Work to do:
Filter for the word "JSON" and keep each matching line.

[Extracted records]
— Begin —
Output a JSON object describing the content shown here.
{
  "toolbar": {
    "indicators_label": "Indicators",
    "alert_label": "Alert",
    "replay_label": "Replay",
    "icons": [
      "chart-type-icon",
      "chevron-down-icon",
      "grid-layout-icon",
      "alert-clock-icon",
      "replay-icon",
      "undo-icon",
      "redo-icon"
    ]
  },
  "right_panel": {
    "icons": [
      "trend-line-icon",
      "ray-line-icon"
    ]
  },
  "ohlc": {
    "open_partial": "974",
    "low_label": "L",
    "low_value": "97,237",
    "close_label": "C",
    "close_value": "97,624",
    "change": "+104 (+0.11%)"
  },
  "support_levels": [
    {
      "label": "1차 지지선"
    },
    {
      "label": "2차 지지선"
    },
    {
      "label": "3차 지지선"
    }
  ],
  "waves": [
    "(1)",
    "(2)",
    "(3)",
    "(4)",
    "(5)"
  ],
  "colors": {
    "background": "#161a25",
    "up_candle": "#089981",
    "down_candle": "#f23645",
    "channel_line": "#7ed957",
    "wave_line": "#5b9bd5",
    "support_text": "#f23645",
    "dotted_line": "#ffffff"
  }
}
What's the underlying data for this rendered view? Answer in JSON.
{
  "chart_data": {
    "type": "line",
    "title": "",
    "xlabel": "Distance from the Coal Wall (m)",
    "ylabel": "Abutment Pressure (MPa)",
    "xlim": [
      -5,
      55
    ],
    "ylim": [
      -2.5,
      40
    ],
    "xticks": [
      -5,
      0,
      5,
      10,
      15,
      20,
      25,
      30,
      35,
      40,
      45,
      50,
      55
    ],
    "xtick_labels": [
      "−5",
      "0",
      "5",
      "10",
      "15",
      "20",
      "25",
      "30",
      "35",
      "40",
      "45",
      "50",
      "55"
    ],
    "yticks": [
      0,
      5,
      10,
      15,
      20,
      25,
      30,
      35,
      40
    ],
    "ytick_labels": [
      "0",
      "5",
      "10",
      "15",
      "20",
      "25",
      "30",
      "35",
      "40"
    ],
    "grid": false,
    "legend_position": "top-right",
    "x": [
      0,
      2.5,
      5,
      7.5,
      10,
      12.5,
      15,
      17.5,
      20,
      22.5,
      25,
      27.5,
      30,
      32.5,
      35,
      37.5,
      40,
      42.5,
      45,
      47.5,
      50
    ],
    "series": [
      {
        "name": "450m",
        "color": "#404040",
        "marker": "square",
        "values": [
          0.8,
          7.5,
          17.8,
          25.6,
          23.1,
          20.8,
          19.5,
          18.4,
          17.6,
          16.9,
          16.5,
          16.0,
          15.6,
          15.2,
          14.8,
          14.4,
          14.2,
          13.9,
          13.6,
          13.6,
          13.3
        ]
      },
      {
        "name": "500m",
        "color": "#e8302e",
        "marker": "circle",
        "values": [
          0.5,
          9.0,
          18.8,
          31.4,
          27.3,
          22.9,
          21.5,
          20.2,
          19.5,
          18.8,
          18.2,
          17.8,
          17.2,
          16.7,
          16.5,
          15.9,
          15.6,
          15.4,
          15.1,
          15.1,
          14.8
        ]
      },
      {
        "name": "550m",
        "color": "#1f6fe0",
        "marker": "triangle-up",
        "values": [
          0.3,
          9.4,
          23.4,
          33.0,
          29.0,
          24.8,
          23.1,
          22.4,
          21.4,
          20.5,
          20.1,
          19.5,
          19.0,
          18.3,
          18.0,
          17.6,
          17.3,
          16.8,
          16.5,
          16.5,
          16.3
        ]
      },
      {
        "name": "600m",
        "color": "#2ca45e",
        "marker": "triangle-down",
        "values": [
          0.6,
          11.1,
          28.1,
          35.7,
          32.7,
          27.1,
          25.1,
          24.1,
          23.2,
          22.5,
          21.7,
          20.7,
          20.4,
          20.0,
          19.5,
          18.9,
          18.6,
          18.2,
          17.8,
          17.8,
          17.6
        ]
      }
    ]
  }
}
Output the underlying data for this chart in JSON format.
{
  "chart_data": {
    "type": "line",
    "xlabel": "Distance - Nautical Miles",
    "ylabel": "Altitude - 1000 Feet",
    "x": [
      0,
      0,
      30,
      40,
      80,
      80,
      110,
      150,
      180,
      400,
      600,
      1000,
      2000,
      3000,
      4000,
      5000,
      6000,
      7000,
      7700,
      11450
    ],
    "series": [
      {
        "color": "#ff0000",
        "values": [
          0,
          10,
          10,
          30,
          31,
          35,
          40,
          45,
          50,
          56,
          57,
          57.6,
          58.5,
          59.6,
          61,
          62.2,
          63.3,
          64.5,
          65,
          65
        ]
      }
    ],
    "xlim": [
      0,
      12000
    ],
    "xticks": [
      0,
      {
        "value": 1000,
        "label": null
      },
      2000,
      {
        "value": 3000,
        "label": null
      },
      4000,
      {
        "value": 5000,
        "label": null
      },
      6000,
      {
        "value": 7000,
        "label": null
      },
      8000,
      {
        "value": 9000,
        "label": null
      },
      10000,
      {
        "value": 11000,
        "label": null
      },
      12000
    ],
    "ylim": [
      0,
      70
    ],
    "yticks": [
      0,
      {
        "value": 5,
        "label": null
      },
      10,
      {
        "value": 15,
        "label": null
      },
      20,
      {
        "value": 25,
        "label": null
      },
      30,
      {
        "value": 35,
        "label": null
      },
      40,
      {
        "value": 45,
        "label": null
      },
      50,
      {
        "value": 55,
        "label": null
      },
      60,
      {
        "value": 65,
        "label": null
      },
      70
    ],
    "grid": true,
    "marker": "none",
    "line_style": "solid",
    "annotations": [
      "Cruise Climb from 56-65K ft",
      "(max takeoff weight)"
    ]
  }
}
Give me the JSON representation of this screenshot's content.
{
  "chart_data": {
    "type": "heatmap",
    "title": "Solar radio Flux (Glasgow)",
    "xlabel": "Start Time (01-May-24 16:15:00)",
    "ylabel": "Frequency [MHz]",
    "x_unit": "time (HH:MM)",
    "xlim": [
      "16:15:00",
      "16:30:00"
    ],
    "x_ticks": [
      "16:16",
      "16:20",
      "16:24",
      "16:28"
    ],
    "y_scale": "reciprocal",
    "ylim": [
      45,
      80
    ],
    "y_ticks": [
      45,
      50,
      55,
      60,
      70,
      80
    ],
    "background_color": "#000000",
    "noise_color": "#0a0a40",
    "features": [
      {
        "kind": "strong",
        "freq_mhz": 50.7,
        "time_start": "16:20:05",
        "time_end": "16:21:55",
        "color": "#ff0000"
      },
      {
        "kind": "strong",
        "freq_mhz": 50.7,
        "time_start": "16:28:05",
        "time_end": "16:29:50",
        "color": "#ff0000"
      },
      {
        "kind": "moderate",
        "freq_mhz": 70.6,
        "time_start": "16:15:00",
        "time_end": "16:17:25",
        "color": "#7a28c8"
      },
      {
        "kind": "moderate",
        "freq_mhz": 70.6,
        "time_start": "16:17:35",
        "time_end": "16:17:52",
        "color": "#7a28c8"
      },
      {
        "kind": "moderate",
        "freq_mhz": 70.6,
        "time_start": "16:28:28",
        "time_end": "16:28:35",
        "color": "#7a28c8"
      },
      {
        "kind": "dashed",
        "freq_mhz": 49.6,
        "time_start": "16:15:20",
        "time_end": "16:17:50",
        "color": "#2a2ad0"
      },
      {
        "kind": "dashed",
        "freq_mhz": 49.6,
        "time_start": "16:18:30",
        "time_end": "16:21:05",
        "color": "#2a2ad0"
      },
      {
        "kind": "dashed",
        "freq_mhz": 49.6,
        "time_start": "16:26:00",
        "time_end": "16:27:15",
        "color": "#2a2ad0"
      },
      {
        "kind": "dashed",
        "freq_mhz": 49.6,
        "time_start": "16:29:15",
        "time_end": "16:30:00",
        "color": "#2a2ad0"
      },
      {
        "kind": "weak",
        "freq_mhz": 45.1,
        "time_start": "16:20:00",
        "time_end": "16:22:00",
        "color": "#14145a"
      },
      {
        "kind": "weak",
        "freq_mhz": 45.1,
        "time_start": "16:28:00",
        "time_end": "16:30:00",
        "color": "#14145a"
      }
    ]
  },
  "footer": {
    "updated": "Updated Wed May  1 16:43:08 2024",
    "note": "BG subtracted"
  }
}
— End —
Answer:
Output a JSON object describing the content shown here.
What's the underlying data for this rendered view? Answer in JSON.
Output the underlying data for this chart in JSON format.
Give me the JSON representation of this screenshot's content.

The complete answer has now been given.